Tally the lines of the data that include the word "from" and state the total, nothing else.

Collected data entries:
'''

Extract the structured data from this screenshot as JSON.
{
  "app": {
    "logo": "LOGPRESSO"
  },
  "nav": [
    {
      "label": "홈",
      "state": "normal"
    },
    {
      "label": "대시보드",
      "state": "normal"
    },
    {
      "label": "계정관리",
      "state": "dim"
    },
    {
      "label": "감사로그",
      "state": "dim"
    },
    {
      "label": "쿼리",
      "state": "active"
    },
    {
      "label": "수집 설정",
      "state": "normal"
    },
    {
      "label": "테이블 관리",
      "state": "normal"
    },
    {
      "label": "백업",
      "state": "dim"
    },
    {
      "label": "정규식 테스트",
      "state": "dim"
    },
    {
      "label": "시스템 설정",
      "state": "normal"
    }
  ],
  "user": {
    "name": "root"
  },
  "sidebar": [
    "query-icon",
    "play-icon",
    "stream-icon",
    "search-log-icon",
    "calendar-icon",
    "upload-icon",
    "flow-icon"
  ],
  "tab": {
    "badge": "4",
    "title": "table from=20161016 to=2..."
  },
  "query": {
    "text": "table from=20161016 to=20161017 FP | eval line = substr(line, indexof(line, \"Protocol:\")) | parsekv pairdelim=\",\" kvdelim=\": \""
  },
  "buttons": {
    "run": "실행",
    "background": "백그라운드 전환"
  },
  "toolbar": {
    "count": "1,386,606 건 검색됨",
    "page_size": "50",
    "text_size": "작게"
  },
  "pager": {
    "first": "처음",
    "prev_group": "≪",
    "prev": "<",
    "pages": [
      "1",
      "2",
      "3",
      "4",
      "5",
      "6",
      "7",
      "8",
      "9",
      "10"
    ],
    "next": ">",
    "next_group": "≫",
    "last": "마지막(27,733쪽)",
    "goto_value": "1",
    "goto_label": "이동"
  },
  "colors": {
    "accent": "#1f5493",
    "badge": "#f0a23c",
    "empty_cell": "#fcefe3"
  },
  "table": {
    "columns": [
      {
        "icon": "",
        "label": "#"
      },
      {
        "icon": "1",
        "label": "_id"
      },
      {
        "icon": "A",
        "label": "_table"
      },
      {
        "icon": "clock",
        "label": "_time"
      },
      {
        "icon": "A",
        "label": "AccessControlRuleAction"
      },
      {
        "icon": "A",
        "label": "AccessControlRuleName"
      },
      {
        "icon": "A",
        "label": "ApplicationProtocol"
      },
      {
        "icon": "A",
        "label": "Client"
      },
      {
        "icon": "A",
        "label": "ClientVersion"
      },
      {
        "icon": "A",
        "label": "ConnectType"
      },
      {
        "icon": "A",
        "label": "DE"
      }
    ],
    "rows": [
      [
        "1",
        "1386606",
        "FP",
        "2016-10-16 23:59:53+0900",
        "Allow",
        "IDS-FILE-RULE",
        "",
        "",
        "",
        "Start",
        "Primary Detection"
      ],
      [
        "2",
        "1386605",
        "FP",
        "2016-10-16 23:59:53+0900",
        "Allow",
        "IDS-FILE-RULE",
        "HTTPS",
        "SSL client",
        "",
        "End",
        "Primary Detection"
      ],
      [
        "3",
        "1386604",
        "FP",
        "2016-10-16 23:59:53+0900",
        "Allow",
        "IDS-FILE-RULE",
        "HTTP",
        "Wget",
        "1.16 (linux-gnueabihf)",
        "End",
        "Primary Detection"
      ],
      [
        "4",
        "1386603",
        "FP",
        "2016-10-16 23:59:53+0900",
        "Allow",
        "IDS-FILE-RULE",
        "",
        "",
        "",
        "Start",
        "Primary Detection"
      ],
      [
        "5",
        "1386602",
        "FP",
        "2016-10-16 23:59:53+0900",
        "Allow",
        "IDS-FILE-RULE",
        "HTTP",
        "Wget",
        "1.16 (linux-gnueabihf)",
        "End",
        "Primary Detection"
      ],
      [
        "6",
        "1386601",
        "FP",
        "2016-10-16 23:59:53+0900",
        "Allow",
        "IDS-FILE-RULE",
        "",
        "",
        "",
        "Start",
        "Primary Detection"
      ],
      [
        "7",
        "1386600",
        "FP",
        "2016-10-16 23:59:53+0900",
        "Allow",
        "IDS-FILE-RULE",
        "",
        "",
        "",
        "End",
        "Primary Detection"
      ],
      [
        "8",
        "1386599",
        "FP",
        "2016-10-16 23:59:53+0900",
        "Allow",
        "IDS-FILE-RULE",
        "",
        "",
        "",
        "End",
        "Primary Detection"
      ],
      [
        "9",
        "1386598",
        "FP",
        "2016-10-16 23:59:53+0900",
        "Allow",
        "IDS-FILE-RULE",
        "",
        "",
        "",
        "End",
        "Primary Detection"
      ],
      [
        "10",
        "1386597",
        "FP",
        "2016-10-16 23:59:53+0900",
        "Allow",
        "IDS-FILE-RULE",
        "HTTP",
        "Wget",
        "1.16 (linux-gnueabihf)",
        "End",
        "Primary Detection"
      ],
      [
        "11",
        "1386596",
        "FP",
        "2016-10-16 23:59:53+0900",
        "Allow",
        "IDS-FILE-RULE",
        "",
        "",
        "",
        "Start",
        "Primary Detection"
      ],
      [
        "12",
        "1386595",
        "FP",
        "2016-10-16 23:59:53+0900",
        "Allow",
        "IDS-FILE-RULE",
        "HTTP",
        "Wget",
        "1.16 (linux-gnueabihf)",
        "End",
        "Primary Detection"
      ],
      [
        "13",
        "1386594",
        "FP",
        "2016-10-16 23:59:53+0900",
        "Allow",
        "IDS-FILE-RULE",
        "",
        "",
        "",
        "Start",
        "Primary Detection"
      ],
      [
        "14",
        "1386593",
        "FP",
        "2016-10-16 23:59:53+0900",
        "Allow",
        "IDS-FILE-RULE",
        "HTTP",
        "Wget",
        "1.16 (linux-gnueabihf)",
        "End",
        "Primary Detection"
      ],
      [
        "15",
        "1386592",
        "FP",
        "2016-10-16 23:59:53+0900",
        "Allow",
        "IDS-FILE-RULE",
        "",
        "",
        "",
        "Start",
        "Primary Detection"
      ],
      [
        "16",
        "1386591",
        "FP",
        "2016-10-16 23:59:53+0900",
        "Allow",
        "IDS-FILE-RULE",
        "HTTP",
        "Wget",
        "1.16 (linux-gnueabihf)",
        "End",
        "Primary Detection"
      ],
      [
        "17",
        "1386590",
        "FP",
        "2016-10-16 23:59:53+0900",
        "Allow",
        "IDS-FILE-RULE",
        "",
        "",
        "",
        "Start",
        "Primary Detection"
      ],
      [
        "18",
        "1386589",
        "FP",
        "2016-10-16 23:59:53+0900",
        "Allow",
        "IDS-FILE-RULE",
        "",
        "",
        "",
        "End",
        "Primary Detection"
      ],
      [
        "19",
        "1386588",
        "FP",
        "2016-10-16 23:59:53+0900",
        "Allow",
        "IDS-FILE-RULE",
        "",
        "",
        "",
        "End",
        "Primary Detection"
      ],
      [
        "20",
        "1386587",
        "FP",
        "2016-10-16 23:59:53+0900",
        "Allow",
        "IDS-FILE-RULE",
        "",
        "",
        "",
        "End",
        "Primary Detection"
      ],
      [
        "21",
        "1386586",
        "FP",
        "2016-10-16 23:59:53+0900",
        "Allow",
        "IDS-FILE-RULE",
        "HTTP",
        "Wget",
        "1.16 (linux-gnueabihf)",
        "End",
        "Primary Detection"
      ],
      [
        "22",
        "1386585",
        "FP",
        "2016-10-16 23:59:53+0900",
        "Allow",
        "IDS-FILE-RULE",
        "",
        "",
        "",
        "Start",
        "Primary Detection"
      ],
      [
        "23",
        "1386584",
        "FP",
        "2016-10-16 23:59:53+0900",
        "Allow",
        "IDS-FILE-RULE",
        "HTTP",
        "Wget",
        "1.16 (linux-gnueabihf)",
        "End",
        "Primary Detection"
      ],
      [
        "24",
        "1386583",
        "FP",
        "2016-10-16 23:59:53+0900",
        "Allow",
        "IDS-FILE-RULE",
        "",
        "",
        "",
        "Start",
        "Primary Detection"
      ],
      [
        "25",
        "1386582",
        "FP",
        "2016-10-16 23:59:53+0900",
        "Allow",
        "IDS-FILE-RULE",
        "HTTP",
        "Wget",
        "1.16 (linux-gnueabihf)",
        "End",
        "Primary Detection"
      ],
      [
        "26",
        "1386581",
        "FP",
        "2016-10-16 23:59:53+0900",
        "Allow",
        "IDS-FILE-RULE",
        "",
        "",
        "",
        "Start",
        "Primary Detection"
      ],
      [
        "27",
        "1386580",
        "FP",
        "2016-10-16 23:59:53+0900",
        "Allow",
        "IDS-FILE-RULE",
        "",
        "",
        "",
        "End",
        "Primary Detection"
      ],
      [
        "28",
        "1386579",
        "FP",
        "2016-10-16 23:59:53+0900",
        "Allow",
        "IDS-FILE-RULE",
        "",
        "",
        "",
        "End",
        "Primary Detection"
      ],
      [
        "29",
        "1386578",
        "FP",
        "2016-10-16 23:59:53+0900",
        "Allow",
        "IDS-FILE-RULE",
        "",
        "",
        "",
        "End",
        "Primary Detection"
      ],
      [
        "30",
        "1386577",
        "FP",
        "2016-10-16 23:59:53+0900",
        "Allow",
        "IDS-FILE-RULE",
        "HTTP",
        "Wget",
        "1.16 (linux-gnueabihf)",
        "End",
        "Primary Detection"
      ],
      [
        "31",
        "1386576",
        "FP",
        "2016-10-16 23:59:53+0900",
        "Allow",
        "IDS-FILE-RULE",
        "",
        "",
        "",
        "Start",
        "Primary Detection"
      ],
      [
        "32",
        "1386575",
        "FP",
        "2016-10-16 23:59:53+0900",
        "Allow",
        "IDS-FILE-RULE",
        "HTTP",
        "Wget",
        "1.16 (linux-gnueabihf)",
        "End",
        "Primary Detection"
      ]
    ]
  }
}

'''

- [The reply] 3